◆ Work required
For the material that follows, list every line containing the word "this".

[Dataset entries on figures]

== == ==

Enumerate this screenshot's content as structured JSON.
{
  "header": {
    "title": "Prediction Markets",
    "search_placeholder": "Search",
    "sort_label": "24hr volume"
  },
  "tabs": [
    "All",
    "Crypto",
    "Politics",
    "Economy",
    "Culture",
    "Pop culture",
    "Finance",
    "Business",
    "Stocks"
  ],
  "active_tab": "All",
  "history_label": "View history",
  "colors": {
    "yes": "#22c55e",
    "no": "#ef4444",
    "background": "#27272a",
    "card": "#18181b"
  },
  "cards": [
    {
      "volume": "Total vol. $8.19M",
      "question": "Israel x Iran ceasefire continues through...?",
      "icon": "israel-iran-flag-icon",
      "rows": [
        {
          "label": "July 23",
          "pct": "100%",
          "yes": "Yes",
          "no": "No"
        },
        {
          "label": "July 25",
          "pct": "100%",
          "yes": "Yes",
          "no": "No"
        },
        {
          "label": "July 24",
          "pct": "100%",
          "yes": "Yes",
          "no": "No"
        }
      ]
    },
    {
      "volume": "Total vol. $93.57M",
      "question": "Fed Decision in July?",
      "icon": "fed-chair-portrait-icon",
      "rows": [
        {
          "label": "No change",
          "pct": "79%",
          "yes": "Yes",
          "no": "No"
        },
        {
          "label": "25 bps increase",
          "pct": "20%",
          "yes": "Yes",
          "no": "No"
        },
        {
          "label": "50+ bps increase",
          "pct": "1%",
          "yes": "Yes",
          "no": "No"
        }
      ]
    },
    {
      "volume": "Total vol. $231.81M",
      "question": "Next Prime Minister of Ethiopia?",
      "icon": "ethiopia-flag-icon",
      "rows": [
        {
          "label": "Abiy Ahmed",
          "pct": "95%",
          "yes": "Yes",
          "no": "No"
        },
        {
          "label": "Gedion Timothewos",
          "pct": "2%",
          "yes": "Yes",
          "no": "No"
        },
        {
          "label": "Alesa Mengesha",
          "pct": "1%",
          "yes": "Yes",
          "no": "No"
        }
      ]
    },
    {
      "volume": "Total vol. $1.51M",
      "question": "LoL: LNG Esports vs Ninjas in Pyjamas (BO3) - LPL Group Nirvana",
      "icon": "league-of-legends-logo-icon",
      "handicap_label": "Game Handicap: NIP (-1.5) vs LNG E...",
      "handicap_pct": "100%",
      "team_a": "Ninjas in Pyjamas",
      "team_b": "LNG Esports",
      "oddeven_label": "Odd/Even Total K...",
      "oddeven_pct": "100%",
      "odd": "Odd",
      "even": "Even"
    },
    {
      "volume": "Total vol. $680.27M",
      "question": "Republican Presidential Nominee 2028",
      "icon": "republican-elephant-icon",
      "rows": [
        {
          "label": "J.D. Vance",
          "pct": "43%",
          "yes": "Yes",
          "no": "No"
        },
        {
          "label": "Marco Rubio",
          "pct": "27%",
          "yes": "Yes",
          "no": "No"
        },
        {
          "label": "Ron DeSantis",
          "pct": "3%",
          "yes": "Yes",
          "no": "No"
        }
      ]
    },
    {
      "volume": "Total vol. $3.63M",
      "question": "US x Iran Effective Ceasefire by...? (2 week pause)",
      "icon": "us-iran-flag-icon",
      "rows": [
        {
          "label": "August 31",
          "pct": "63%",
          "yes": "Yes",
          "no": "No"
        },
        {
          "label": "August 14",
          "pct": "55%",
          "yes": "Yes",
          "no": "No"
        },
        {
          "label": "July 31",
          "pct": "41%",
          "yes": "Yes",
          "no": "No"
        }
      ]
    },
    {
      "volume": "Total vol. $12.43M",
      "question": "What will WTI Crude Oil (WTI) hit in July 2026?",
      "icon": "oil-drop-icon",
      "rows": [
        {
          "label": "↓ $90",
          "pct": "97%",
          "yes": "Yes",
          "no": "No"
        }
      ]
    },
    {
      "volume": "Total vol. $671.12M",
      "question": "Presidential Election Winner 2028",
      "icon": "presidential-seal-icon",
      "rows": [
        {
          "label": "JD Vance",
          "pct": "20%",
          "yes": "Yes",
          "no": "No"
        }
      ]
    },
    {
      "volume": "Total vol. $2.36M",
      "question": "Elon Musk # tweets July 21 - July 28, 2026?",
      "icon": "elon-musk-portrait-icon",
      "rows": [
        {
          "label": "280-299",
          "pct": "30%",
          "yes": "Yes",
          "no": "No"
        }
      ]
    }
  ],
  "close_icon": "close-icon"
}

== == ==

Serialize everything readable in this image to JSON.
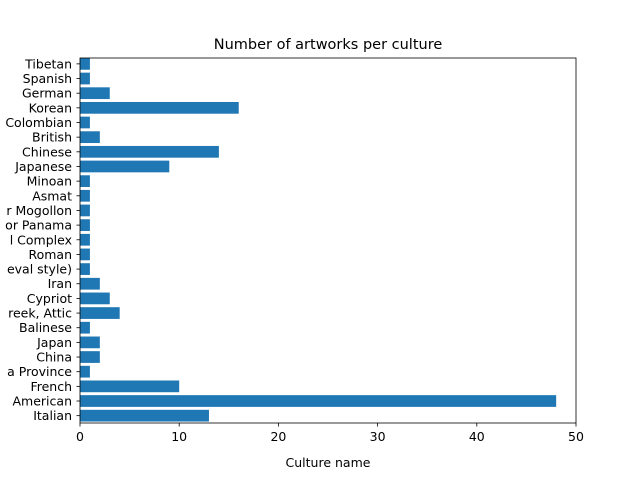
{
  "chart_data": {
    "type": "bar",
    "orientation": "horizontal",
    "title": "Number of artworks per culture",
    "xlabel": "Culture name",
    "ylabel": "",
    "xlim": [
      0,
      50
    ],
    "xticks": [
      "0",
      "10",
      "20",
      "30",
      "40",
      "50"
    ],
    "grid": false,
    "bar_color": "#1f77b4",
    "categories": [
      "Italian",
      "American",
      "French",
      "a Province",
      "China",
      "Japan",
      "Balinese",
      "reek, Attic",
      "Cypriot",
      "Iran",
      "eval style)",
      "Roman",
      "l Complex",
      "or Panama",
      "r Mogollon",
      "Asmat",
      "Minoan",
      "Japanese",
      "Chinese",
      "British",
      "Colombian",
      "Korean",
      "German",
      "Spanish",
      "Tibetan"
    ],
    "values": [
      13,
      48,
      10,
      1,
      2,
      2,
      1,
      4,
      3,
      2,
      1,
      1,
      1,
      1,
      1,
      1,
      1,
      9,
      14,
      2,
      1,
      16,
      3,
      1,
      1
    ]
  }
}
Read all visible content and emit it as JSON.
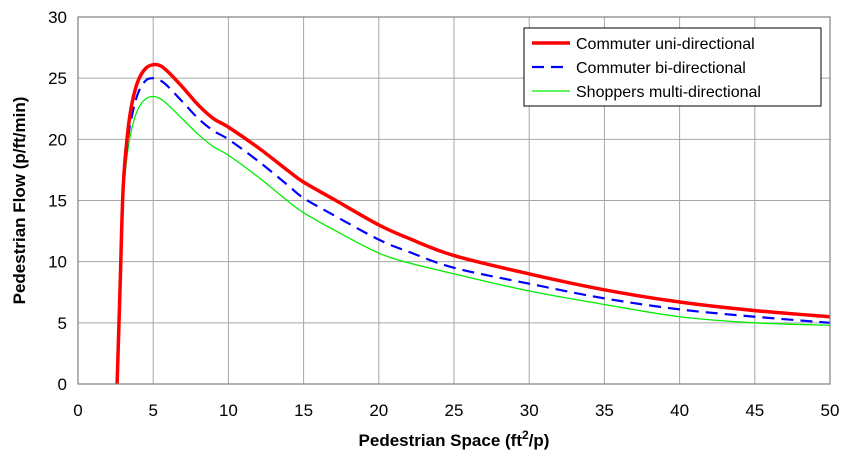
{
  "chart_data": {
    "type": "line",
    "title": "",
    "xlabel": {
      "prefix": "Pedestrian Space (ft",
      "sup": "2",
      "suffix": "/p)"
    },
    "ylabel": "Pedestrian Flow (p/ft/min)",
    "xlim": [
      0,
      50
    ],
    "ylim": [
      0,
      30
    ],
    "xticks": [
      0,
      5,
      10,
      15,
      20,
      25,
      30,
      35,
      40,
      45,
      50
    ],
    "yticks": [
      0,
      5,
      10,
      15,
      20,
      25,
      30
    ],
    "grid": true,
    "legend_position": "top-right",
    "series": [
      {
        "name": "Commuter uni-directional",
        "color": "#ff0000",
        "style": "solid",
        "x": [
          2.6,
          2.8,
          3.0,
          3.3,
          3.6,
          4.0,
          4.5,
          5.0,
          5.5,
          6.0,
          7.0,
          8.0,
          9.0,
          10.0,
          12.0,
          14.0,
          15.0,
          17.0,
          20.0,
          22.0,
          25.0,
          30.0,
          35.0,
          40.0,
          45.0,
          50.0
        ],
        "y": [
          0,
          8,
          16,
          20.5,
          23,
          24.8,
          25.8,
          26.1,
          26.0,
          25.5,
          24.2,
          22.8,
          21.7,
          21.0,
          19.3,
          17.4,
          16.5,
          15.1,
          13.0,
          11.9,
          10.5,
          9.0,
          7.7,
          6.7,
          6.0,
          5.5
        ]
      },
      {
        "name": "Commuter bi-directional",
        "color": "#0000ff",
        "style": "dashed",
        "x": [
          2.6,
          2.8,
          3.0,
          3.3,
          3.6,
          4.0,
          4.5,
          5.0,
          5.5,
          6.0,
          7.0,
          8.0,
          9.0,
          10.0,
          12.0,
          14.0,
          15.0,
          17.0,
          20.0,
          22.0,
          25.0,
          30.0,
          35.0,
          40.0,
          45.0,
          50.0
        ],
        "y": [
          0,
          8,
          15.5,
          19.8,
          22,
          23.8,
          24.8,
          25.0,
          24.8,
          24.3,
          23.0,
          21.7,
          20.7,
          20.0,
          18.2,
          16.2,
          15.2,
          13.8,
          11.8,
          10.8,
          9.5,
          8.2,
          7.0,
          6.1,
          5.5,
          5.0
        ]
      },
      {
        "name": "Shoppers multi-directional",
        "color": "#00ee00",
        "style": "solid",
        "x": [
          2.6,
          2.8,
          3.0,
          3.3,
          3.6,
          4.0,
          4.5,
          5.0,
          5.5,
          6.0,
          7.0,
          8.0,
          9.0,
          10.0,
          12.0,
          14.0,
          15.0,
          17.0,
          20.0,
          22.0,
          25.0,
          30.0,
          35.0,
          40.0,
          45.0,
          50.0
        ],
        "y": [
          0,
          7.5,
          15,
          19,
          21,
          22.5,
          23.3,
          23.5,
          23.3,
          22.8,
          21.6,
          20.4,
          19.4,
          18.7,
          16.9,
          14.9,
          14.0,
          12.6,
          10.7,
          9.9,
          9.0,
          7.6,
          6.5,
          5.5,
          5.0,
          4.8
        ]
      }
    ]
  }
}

== == ==

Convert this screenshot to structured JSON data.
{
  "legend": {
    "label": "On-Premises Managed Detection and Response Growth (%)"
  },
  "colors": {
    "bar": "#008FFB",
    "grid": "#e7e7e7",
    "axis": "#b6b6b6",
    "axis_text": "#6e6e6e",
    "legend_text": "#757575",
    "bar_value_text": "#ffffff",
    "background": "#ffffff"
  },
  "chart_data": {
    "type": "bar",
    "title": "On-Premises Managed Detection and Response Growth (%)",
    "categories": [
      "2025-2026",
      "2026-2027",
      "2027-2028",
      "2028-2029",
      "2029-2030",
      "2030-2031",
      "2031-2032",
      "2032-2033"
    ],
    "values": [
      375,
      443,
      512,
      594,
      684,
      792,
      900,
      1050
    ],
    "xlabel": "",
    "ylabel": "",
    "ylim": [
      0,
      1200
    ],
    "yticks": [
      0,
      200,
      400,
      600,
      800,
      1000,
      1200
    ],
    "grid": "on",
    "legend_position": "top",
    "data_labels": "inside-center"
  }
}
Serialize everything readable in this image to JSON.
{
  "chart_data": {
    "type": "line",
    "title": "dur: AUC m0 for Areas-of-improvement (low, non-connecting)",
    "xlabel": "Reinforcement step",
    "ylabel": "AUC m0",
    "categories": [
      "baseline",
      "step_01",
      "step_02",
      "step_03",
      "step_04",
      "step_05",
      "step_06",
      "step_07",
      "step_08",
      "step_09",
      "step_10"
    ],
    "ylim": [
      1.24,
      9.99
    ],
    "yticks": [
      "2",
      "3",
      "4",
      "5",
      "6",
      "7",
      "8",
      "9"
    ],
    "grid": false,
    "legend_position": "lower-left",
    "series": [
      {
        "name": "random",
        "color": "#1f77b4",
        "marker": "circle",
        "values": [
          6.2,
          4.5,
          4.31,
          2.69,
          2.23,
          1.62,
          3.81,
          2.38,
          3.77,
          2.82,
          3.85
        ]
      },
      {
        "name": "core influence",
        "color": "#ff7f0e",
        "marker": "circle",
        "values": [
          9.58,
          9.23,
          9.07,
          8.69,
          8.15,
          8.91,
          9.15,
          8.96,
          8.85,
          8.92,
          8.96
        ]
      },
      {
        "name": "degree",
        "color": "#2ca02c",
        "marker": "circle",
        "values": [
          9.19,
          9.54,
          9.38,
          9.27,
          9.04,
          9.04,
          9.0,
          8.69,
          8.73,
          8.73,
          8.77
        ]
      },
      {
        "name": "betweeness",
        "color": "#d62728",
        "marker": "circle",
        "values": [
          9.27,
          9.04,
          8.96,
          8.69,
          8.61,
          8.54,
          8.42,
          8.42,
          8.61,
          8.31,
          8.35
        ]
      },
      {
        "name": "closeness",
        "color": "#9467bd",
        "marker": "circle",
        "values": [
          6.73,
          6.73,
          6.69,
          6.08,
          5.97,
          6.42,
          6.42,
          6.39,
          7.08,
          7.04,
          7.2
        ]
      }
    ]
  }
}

== == ==

◆ Task answer
Enumerate this screenshot's content as structured JSON.
Serialize everything readable in this image to JSON.
Convert this screenshot to structured JSON data.
Serialize everything readable in this image to JSON.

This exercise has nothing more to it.